Dataset records on visual material:
"""
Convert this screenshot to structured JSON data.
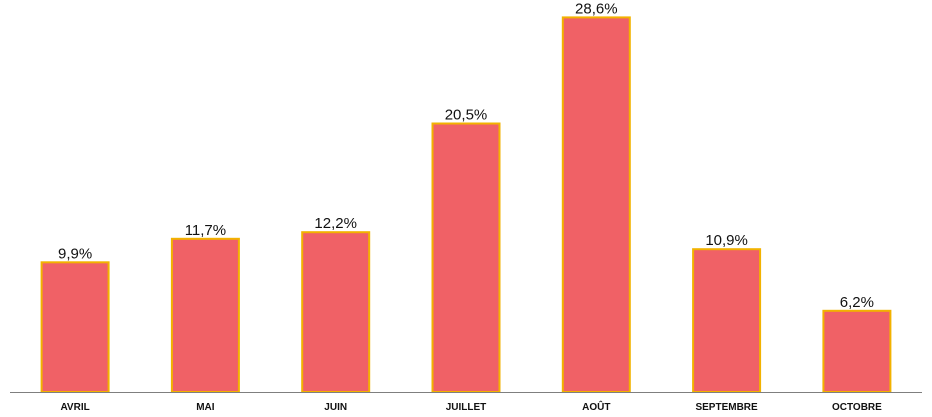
{
  "chart_data": {
    "type": "bar",
    "title": "",
    "xlabel": "",
    "ylabel": "",
    "categories": [
      "AVRIL",
      "MAI",
      "JUIN",
      "JUILLET",
      "AOÛT",
      "SEPTEMBRE",
      "OCTOBRE"
    ],
    "values": [
      9.9,
      11.7,
      12.2,
      20.5,
      28.6,
      10.9,
      6.2
    ],
    "data_labels": [
      "9,9%",
      "11,7%",
      "12,2%",
      "20,5%",
      "28,6%",
      "10,9%",
      "6,2%"
    ],
    "unit": "%",
    "ylim": [
      0,
      29.7
    ],
    "grid": false,
    "legend": "none",
    "colors": {
      "bar_fill": "#f06166",
      "bar_border": "#f2b200",
      "axis": "#7f7f7f",
      "text": "#111111"
    }
  }
}
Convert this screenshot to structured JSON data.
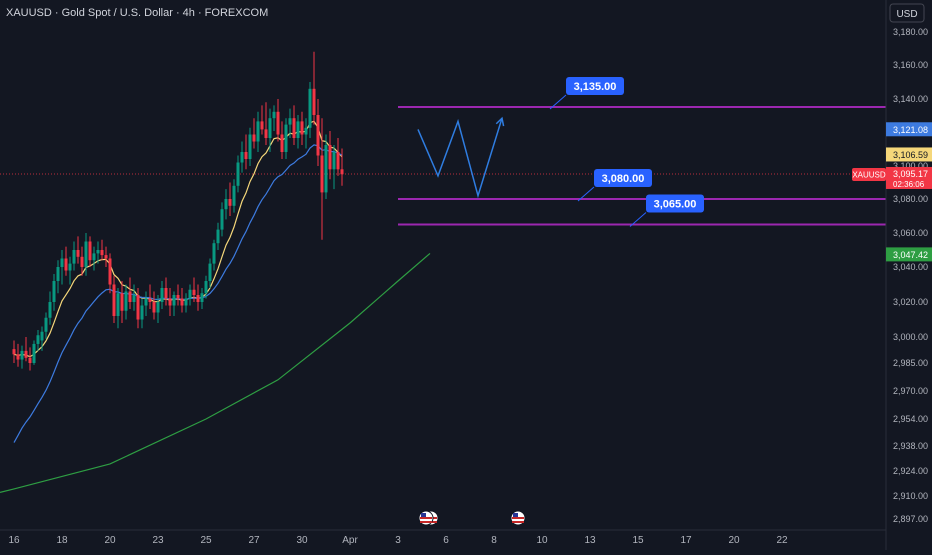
{
  "header": {
    "symbol_title": "XAUUSD · Gold Spot / U.S. Dollar · 4h · FOREXCOM"
  },
  "currency_button": {
    "label": "USD"
  },
  "colors": {
    "background": "#131722",
    "up": "#089981",
    "down": "#f23645",
    "ema_fast": "#f5d77a",
    "ema_mid": "#3d7be0",
    "ema_slow": "#2e9e43",
    "level_line": "#9c27b0",
    "callout": "#2962ff",
    "projection": "#2f7de1",
    "axis_text": "#b2b5be"
  },
  "chart_data": {
    "type": "candlestick",
    "timeframe": "4h",
    "y_axis": {
      "side": "right",
      "range": [
        2892,
        3190
      ],
      "ticks": [
        "3,180.00",
        "3,160.00",
        "3,140.00",
        "3,120.00",
        "3,100.00",
        "3,080.00",
        "3,060.00",
        "3,040.00",
        "3,020.00",
        "3,000.00",
        "2,985.00",
        "2,970.00",
        "2,954.00",
        "2,938.00",
        "2,924.00",
        "2,910.00",
        "2,897.00"
      ]
    },
    "x_axis": {
      "labels": [
        {
          "text": "16",
          "bar": 0
        },
        {
          "text": "18",
          "bar": 12
        },
        {
          "text": "20",
          "bar": 24
        },
        {
          "text": "23",
          "bar": 36
        },
        {
          "text": "25",
          "bar": 48
        },
        {
          "text": "27",
          "bar": 60
        },
        {
          "text": "30",
          "bar": 72
        },
        {
          "text": "Apr",
          "bar": 84
        },
        {
          "text": "3",
          "bar": 96
        },
        {
          "text": "6",
          "bar": 108
        },
        {
          "text": "8",
          "bar": 120
        },
        {
          "text": "10",
          "bar": 132
        },
        {
          "text": "13",
          "bar": 144
        },
        {
          "text": "15",
          "bar": 156
        },
        {
          "text": "17",
          "bar": 168
        },
        {
          "text": "20",
          "bar": 180
        },
        {
          "text": "22",
          "bar": 192
        }
      ]
    },
    "candles": [
      [
        2993,
        2998,
        2985,
        2990
      ],
      [
        2990,
        2996,
        2983,
        2987
      ],
      [
        2987,
        2995,
        2982,
        2992
      ],
      [
        2992,
        3000,
        2986,
        2988
      ],
      [
        2988,
        2994,
        2981,
        2985
      ],
      [
        2985,
        2998,
        2984,
        2996
      ],
      [
        2996,
        3004,
        2992,
        3001
      ],
      [
        2998,
        3006,
        2992,
        3003
      ],
      [
        3003,
        3014,
        2999,
        3011
      ],
      [
        3011,
        3026,
        3007,
        3020
      ],
      [
        3020,
        3036,
        3015,
        3032
      ],
      [
        3032,
        3044,
        3025,
        3040
      ],
      [
        3040,
        3050,
        3030,
        3045
      ],
      [
        3045,
        3052,
        3035,
        3038
      ],
      [
        3038,
        3046,
        3030,
        3042
      ],
      [
        3042,
        3055,
        3038,
        3050
      ],
      [
        3050,
        3058,
        3042,
        3046
      ],
      [
        3046,
        3052,
        3035,
        3040
      ],
      [
        3040,
        3060,
        3035,
        3055
      ],
      [
        3055,
        3058,
        3040,
        3044
      ],
      [
        3044,
        3052,
        3038,
        3048
      ],
      [
        3048,
        3055,
        3042,
        3050
      ],
      [
        3050,
        3056,
        3044,
        3047
      ],
      [
        3047,
        3052,
        3040,
        3045
      ],
      [
        3045,
        3048,
        3025,
        3030
      ],
      [
        3030,
        3035,
        3008,
        3012
      ],
      [
        3012,
        3028,
        3005,
        3025
      ],
      [
        3025,
        3032,
        3008,
        3015
      ],
      [
        3015,
        3030,
        3010,
        3026
      ],
      [
        3026,
        3034,
        3016,
        3020
      ],
      [
        3020,
        3030,
        3015,
        3024
      ],
      [
        3024,
        3028,
        3005,
        3010
      ],
      [
        3010,
        3022,
        3005,
        3018
      ],
      [
        3018,
        3026,
        3012,
        3022
      ],
      [
        3022,
        3030,
        3016,
        3020
      ],
      [
        3020,
        3026,
        3010,
        3014
      ],
      [
        3014,
        3024,
        3008,
        3020
      ],
      [
        3020,
        3032,
        3016,
        3028
      ],
      [
        3028,
        3034,
        3018,
        3022
      ],
      [
        3022,
        3028,
        3012,
        3018
      ],
      [
        3018,
        3026,
        3012,
        3024
      ],
      [
        3024,
        3030,
        3018,
        3022
      ],
      [
        3022,
        3028,
        3014,
        3018
      ],
      [
        3018,
        3025,
        3014,
        3022
      ],
      [
        3022,
        3030,
        3018,
        3027
      ],
      [
        3027,
        3034,
        3020,
        3024
      ],
      [
        3024,
        3030,
        3015,
        3020
      ],
      [
        3020,
        3028,
        3016,
        3025
      ],
      [
        3025,
        3035,
        3022,
        3032
      ],
      [
        3032,
        3045,
        3028,
        3042
      ],
      [
        3042,
        3056,
        3038,
        3054
      ],
      [
        3054,
        3066,
        3050,
        3062
      ],
      [
        3062,
        3078,
        3058,
        3074
      ],
      [
        3074,
        3086,
        3068,
        3080
      ],
      [
        3080,
        3090,
        3070,
        3076
      ],
      [
        3076,
        3092,
        3072,
        3088
      ],
      [
        3088,
        3106,
        3084,
        3102
      ],
      [
        3102,
        3114,
        3096,
        3108
      ],
      [
        3108,
        3118,
        3098,
        3104
      ],
      [
        3104,
        3122,
        3100,
        3118
      ],
      [
        3118,
        3128,
        3110,
        3114
      ],
      [
        3114,
        3132,
        3108,
        3126
      ],
      [
        3126,
        3136,
        3118,
        3121
      ],
      [
        3121,
        3138,
        3112,
        3116
      ],
      [
        3116,
        3134,
        3108,
        3128
      ],
      [
        3128,
        3136,
        3120,
        3132
      ],
      [
        3132,
        3140,
        3114,
        3118
      ],
      [
        3118,
        3126,
        3104,
        3108
      ],
      [
        3108,
        3128,
        3104,
        3124
      ],
      [
        3124,
        3134,
        3116,
        3128
      ],
      [
        3128,
        3136,
        3112,
        3116
      ],
      [
        3116,
        3130,
        3110,
        3126
      ],
      [
        3126,
        3132,
        3112,
        3118
      ],
      [
        3118,
        3128,
        3110,
        3122
      ],
      [
        3122,
        3150,
        3116,
        3146
      ],
      [
        3146,
        3168,
        3124,
        3130
      ],
      [
        3130,
        3140,
        3100,
        3106
      ],
      [
        3106,
        3128,
        3056,
        3084
      ],
      [
        3084,
        3118,
        3080,
        3112
      ],
      [
        3112,
        3120,
        3092,
        3098
      ],
      [
        3098,
        3112,
        3086,
        3108
      ],
      [
        3108,
        3116,
        3094,
        3098
      ],
      [
        3098,
        3110,
        3088,
        3095
      ]
    ],
    "indicators": [
      {
        "name": "",
        "type": "ema",
        "period": 9,
        "color": "#f5d77a"
      },
      {
        "name": "",
        "type": "ema",
        "period": 21,
        "color": "#3d7be0",
        "seed": 2935
      },
      {
        "name": "",
        "type": "ema",
        "period": 200,
        "color": "#2e9e43",
        "points": [
          [
            0,
            2914
          ],
          [
            24,
            2928
          ],
          [
            48,
            2954
          ],
          [
            66,
            2976
          ],
          [
            84,
            3008
          ],
          [
            96,
            3032
          ],
          [
            104,
            3048
          ]
        ]
      }
    ],
    "horizontal_levels": [
      {
        "price": 3135,
        "label": "3,135.00",
        "x_start_bar": 96,
        "callout_bar": 140
      },
      {
        "price": 3080,
        "label": "3,080.00",
        "x_start_bar": 96,
        "callout_bar": 147
      },
      {
        "price": 3065,
        "label": "3,065.00",
        "x_start_bar": 96,
        "callout_bar": 160
      }
    ],
    "projection_path": [
      [
        101,
        3121
      ],
      [
        106,
        3094
      ],
      [
        111,
        3126
      ],
      [
        116,
        3082
      ],
      [
        122,
        3128
      ]
    ],
    "price_tags": [
      {
        "price": 3121.08,
        "label": "3,121.08",
        "style": "ema-mid"
      },
      {
        "price": 3106.59,
        "label": "3,106.59",
        "style": "ema-fast"
      },
      {
        "price": 3095.17,
        "label": "3,095.17",
        "style": "last",
        "symbol": "XAUUSD",
        "countdown": "02:36:06"
      },
      {
        "price": 3047.42,
        "label": "3,047.42",
        "style": "ema-slow"
      }
    ],
    "events": [
      {
        "bar": 104,
        "count": 2
      },
      {
        "bar": 127,
        "count": 1
      }
    ],
    "grid": false,
    "legend": "none"
  }
}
"""
== What you will do ==
State the number of lines in the records that contain the string "XAUUSD", and nothing more.

== Solution ==
2